Write out each line from the data below that includes the word "name".
--- Exercise inputs ---
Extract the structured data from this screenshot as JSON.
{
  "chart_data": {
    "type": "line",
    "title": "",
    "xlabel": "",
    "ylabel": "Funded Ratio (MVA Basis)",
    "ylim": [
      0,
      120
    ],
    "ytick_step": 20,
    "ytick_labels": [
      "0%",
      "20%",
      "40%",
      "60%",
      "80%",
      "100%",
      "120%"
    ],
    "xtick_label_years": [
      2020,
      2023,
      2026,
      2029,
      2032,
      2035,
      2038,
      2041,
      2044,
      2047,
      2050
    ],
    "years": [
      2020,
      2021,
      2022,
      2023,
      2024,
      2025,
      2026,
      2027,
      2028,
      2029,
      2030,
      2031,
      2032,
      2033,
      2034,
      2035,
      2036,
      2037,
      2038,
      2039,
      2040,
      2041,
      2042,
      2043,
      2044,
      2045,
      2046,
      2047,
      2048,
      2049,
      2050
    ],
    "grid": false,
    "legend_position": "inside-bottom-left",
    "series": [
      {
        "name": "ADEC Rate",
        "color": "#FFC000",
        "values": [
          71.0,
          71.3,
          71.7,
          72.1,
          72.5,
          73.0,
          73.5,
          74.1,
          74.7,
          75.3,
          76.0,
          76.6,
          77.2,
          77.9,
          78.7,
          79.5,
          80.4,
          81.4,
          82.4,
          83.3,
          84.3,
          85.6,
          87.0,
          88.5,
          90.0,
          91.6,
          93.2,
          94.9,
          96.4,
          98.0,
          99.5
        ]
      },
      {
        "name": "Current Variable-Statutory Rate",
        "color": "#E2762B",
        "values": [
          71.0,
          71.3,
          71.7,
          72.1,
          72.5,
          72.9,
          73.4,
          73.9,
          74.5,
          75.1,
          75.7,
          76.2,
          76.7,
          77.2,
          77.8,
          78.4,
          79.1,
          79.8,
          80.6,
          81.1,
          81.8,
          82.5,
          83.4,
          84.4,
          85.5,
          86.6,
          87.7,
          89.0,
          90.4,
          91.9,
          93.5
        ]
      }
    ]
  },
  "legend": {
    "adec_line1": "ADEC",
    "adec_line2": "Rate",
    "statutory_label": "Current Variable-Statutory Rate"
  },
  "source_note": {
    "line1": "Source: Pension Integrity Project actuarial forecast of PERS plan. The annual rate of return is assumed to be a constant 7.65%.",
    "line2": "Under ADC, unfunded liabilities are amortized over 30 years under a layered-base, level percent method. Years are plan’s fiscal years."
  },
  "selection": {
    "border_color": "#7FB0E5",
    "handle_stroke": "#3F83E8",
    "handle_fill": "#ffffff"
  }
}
---
*Task output*.
        "name": "ADEC Rate",
        "name": "Current Variable-Statutory Rate",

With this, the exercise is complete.